**PROBLEM TO WORK ON:** Report the count of lines holding "JSON" in the records, with no other words.

**TASK MATERIAL:**
──────

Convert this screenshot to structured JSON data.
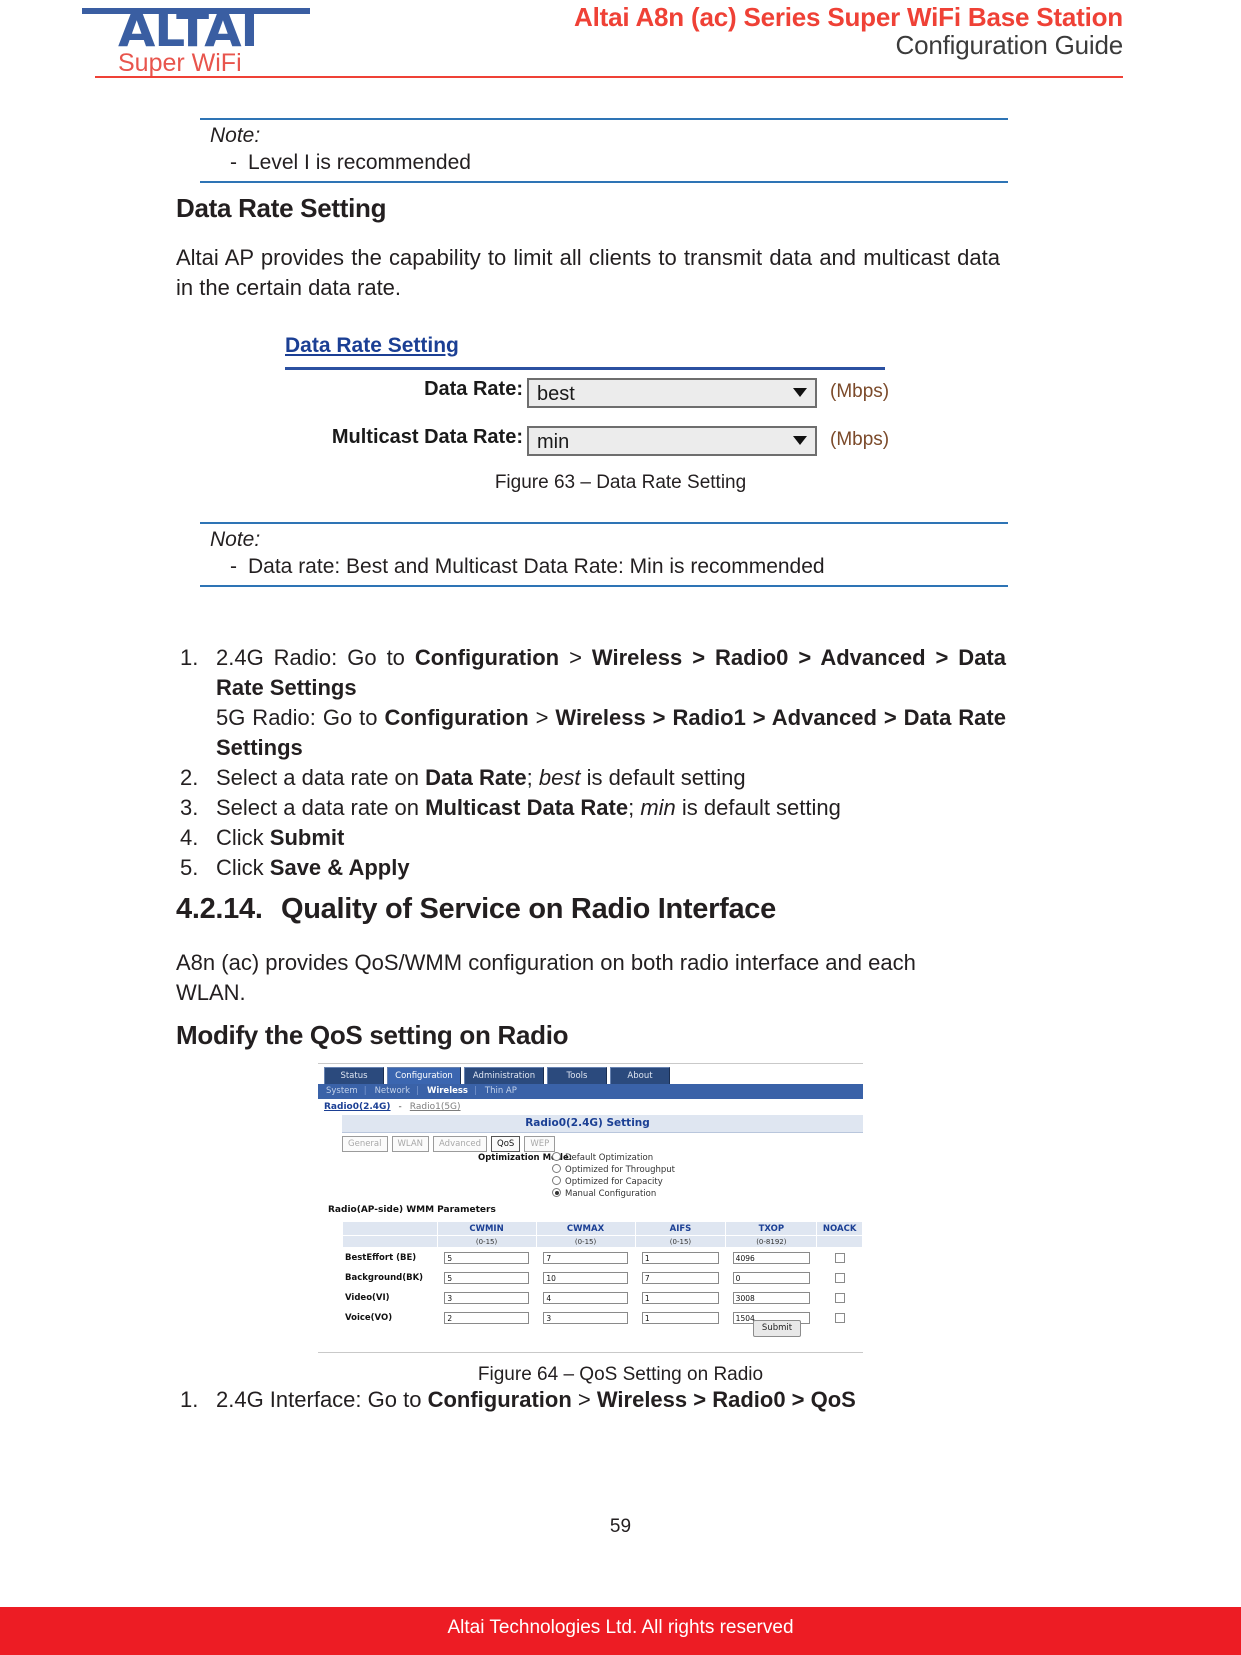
{
  "header": {
    "logo_main": "ALTAI",
    "logo_sub": "Super WiFi",
    "title_line1": "Altai A8n (ac) Series Super WiFi Base Station",
    "title_line2": "Configuration Guide",
    "brand_red": "#ef4136",
    "brand_blue": "#3a5ea2"
  },
  "note1": {
    "title": "Note:",
    "dash": "-",
    "item": "Level I is recommended"
  },
  "heading_data_rate": "Data Rate Setting",
  "para_data_rate": "Altai AP provides the capability to limit all clients to transmit data and multicast data in the certain data rate.",
  "figure63": {
    "panel_title": "Data Rate Setting",
    "rows": [
      {
        "label": "Data Rate:",
        "value": "best",
        "unit": "(Mbps)"
      },
      {
        "label": "Multicast Data Rate:",
        "value": "min",
        "unit": "(Mbps)"
      }
    ],
    "caption": "Figure 63 – Data Rate Setting"
  },
  "note2": {
    "title": "Note:",
    "dash": "-",
    "item": "Data rate: Best and Multicast Data Rate: Min is recommended"
  },
  "steps_data_rate": [
    {
      "n": "1.",
      "lines": [
        {
          "segments": [
            {
              "t": "2.4G Radio: Go to ",
              "style": "normal"
            },
            {
              "t": "Configuration",
              "style": "bold"
            },
            {
              "t": " > ",
              "style": "normal"
            },
            {
              "t": "Wireless > Radio0 > Advanced > Data Rate Settings",
              "style": "bold"
            }
          ]
        },
        {
          "segments": [
            {
              "t": "5G Radio: Go to ",
              "style": "normal"
            },
            {
              "t": "Configuration",
              "style": "bold"
            },
            {
              "t": " > ",
              "style": "normal"
            },
            {
              "t": "Wireless > Radio1 > Advanced > Data Rate Settings",
              "style": "bold"
            }
          ]
        }
      ]
    },
    {
      "n": "2.",
      "lines": [
        {
          "segments": [
            {
              "t": "Select a data rate on ",
              "style": "normal"
            },
            {
              "t": "Data Rate",
              "style": "bold"
            },
            {
              "t": "; ",
              "style": "normal"
            },
            {
              "t": "best",
              "style": "italic"
            },
            {
              "t": " is default setting",
              "style": "normal"
            }
          ]
        }
      ]
    },
    {
      "n": "3.",
      "lines": [
        {
          "segments": [
            {
              "t": "Select a data rate on ",
              "style": "normal"
            },
            {
              "t": "Multicast Data Rate",
              "style": "bold"
            },
            {
              "t": "; ",
              "style": "normal"
            },
            {
              "t": "min",
              "style": "italic"
            },
            {
              "t": " is default setting",
              "style": "normal"
            }
          ]
        }
      ]
    },
    {
      "n": "4.",
      "lines": [
        {
          "segments": [
            {
              "t": "Click ",
              "style": "normal"
            },
            {
              "t": "Submit",
              "style": "bold"
            }
          ]
        }
      ]
    },
    {
      "n": "5.",
      "lines": [
        {
          "segments": [
            {
              "t": "Click ",
              "style": "normal"
            },
            {
              "t": "Save & Apply",
              "style": "bold"
            }
          ]
        }
      ]
    }
  ],
  "section": {
    "number": "4.2.14.",
    "title": "Quality of Service on Radio Interface",
    "para": "A8n (ac) provides QoS/WMM configuration on both radio interface and each WLAN.",
    "sub_heading": "Modify the QoS setting on Radio"
  },
  "figure64": {
    "caption": "Figure 64 – QoS Setting on Radio",
    "nav_tabs": [
      {
        "label": "Status",
        "active": false
      },
      {
        "label": "Configuration",
        "active": true
      },
      {
        "label": "Administration",
        "active": false
      },
      {
        "label": "Tools",
        "active": false
      },
      {
        "label": "About",
        "active": false
      }
    ],
    "sub_nav": [
      {
        "label": "System",
        "active": false
      },
      {
        "label": "Network",
        "active": false
      },
      {
        "label": "Wireless",
        "active": true
      },
      {
        "label": "Thin AP",
        "active": false
      }
    ],
    "radio_links": [
      {
        "label": "Radio0(2.4G)",
        "active": true
      },
      {
        "label": "Radio1(5G)",
        "active": false
      }
    ],
    "radio_link_separator": "-",
    "setting_bar_title": "Radio0(2.4G) Setting",
    "sub_tabs": [
      {
        "label": "General",
        "selected": false
      },
      {
        "label": "WLAN",
        "selected": false
      },
      {
        "label": "Advanced",
        "selected": false
      },
      {
        "label": "QoS",
        "selected": true
      },
      {
        "label": "WEP",
        "selected": false
      }
    ],
    "optimization_label": "Optimization Mode:",
    "optimization_options": [
      {
        "label": "Default Optimization",
        "checked": false
      },
      {
        "label": "Optimized for Throughput",
        "checked": false
      },
      {
        "label": "Optimized for Capacity",
        "checked": false
      },
      {
        "label": "Manual Configuration",
        "checked": true
      }
    ],
    "wmm_title": "Radio(AP-side) WMM Parameters",
    "wmm_headers": [
      {
        "label": "",
        "range": ""
      },
      {
        "label": "CWMIN",
        "range": "(0-15)"
      },
      {
        "label": "CWMAX",
        "range": "(0-15)"
      },
      {
        "label": "AIFS",
        "range": "(0-15)"
      },
      {
        "label": "TXOP",
        "range": "(0-8192)"
      },
      {
        "label": "NOACK",
        "range": ""
      }
    ],
    "wmm_rows": [
      {
        "name": "BestEffort (BE)",
        "cwmin": "5",
        "cwmax": "7",
        "aifs": "1",
        "txop": "4096",
        "noack": false
      },
      {
        "name": "Background(BK)",
        "cwmin": "5",
        "cwmax": "10",
        "aifs": "7",
        "txop": "0",
        "noack": false
      },
      {
        "name": "Video(VI)",
        "cwmin": "3",
        "cwmax": "4",
        "aifs": "1",
        "txop": "3008",
        "noack": false
      },
      {
        "name": "Voice(VO)",
        "cwmin": "2",
        "cwmax": "3",
        "aifs": "1",
        "txop": "1504",
        "noack": false
      }
    ],
    "submit_label": "Submit"
  },
  "steps_qos": [
    {
      "n": "1.",
      "lines": [
        {
          "segments": [
            {
              "t": "2.4G Interface: Go to ",
              "style": "normal"
            },
            {
              "t": "Configuration",
              "style": "bold"
            },
            {
              "t": " > ",
              "style": "normal"
            },
            {
              "t": "Wireless > Radio0 > QoS",
              "style": "bold"
            }
          ]
        }
      ]
    }
  ],
  "footer": {
    "page_number": "59",
    "text": "Altai Technologies Ltd. All rights reserved",
    "bar_color": "#ed1c24"
  }
}
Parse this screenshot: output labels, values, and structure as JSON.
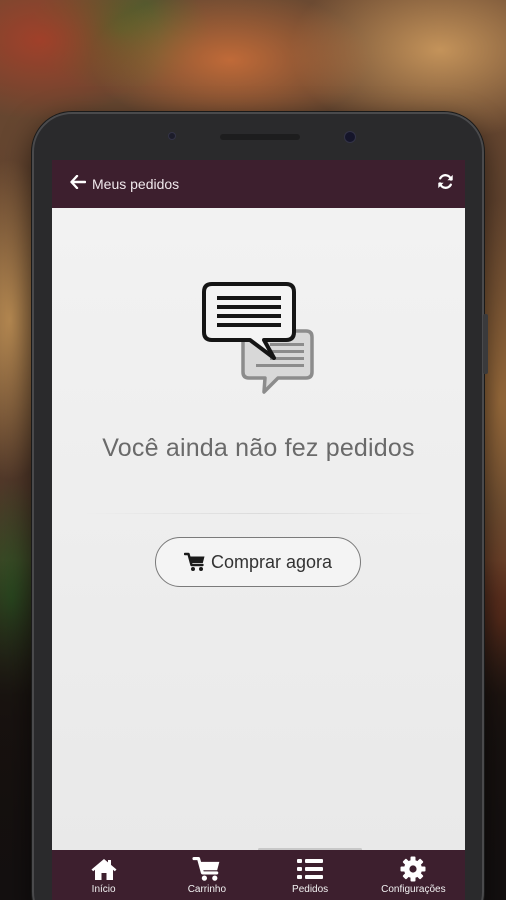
{
  "header": {
    "title": "Meus pedidos",
    "back_icon": "arrow-left-icon",
    "refresh_icon": "refresh-icon"
  },
  "empty_state": {
    "icon": "chat-bubbles-icon",
    "message": "Você ainda não fez pedidos",
    "button_icon": "shopping-cart-icon",
    "button_label": "Comprar agora"
  },
  "bottom_nav": {
    "items": [
      {
        "label": "Início",
        "icon": "home-icon"
      },
      {
        "label": "Carrinho",
        "icon": "cart-icon"
      },
      {
        "label": "Pedidos",
        "icon": "list-icon"
      },
      {
        "label": "Configurações",
        "icon": "gear-icon"
      }
    ]
  },
  "colors": {
    "bar": "#3d1f2e",
    "screen_bg": "#ececec",
    "text_muted": "#6a6a6a"
  }
}
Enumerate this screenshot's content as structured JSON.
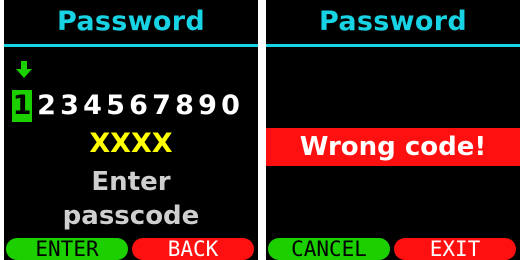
{
  "colors": {
    "title": "#18d3e4",
    "green": "#1cd000",
    "red": "#ff1010",
    "yellow": "#ffff00",
    "background": "#000000"
  },
  "left_screen": {
    "title": "Password",
    "cursor_icon": "down-arrow-icon",
    "digits": [
      "1",
      "2",
      "3",
      "4",
      "5",
      "6",
      "7",
      "8",
      "9",
      "0"
    ],
    "selected_digit_index": 0,
    "code": "XXXX",
    "prompt_line1": "Enter",
    "prompt_line2": "passcode",
    "softkey_left": "ENTER",
    "softkey_right": "BACK"
  },
  "right_screen": {
    "title": "Password",
    "error": "Wrong code!",
    "softkey_left": "CANCEL",
    "softkey_right": "EXIT"
  }
}
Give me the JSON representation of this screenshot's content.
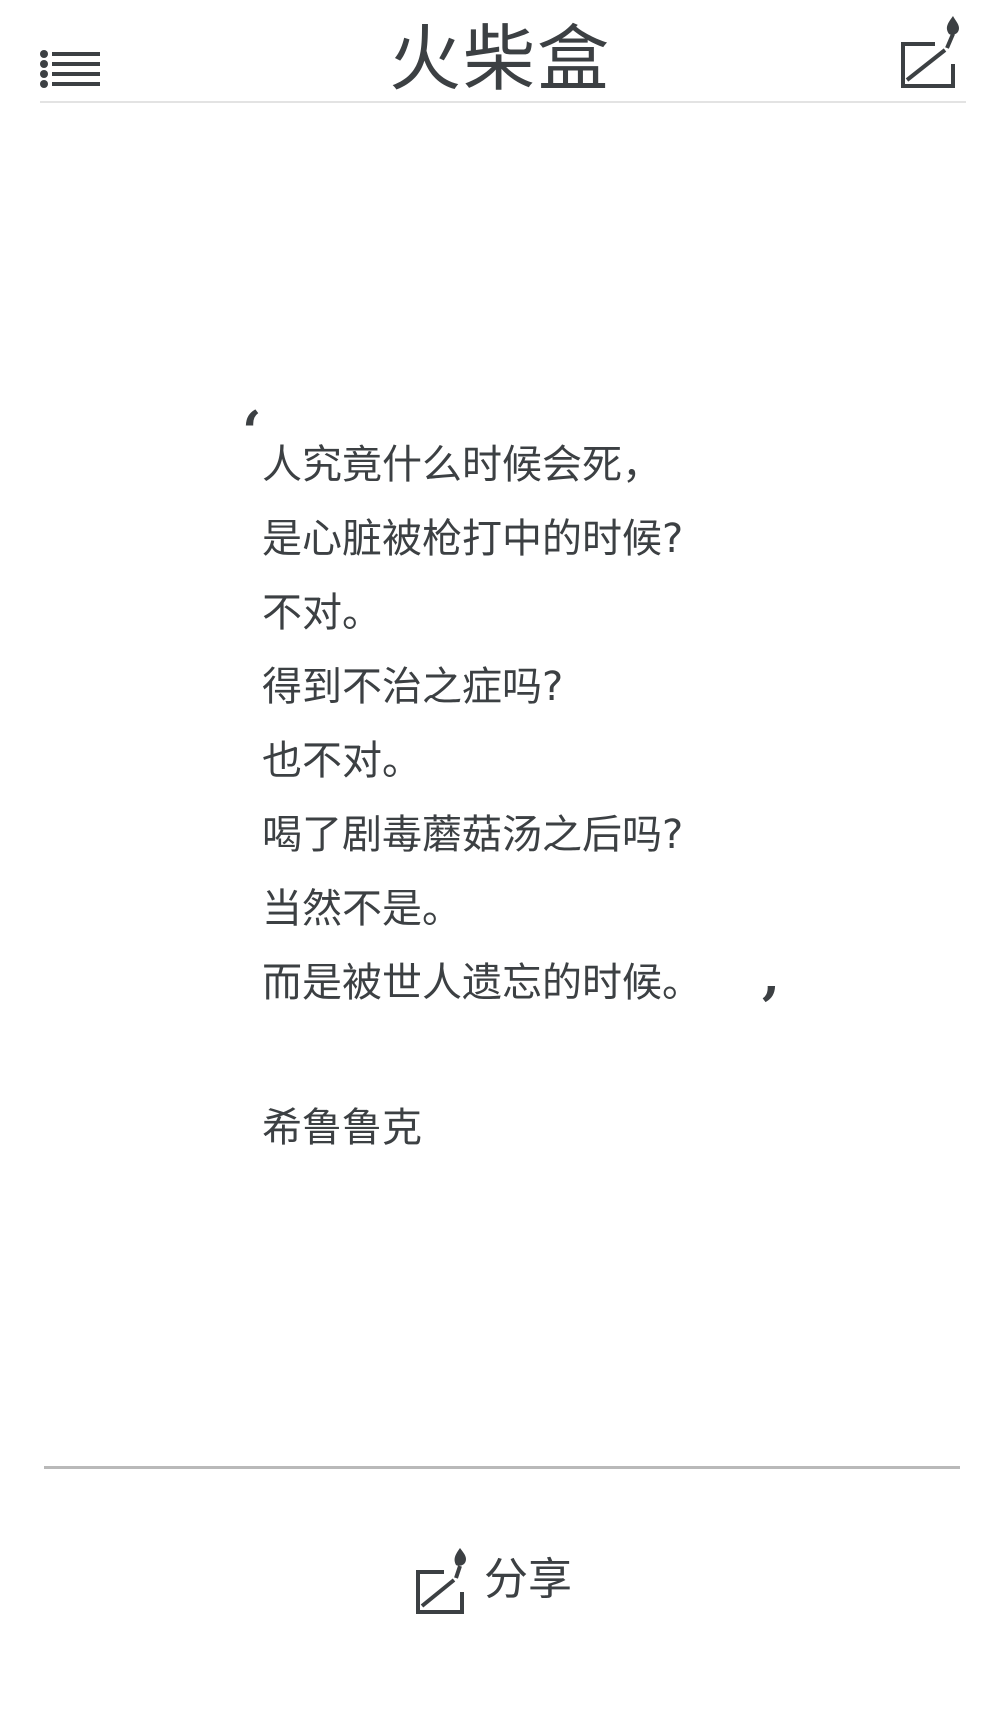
{
  "header": {
    "title": "火柴盒"
  },
  "quote": {
    "open_mark": "‘",
    "close_mark": "’",
    "lines": [
      "人究竟什么时候会死，",
      "是心脏被枪打中的时候?",
      "不对。",
      "得到不治之症吗?",
      "也不对。",
      "喝了剧毒蘑菇汤之后吗?",
      "当然不是。",
      "而是被世人遗忘的时候。"
    ],
    "author": "希鲁鲁克"
  },
  "footer": {
    "share_label": "分享"
  },
  "icons": {
    "menu": "menu-list-icon",
    "compose": "compose-match-icon",
    "share": "share-match-icon"
  },
  "colors": {
    "text": "#3c4043",
    "divider": "#b9b9b9",
    "background": "#ffffff"
  }
}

──────

**RESPONSE FOR THIS EXERCISE:** 4